### Dataset extract:
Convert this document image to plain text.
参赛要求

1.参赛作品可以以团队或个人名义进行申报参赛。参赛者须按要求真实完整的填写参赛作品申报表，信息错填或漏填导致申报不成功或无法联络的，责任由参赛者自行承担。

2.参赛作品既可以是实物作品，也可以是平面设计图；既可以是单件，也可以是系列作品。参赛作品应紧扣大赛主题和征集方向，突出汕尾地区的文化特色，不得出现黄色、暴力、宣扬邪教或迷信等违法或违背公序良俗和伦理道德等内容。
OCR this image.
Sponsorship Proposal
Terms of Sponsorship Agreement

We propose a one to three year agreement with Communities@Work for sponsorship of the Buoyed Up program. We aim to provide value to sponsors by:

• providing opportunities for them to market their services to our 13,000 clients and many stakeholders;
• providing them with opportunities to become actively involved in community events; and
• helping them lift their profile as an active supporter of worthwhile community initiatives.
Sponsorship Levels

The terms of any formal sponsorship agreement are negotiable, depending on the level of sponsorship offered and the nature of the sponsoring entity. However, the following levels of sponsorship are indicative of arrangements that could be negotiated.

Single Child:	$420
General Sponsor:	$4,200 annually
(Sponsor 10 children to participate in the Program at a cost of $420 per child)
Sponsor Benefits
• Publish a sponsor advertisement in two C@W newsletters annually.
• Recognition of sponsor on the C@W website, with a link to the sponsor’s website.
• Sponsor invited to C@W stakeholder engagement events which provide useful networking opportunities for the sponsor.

### Directions:
How many lines of the entries above hold the string "events"? Reply with the number alone.

### Complete output:
2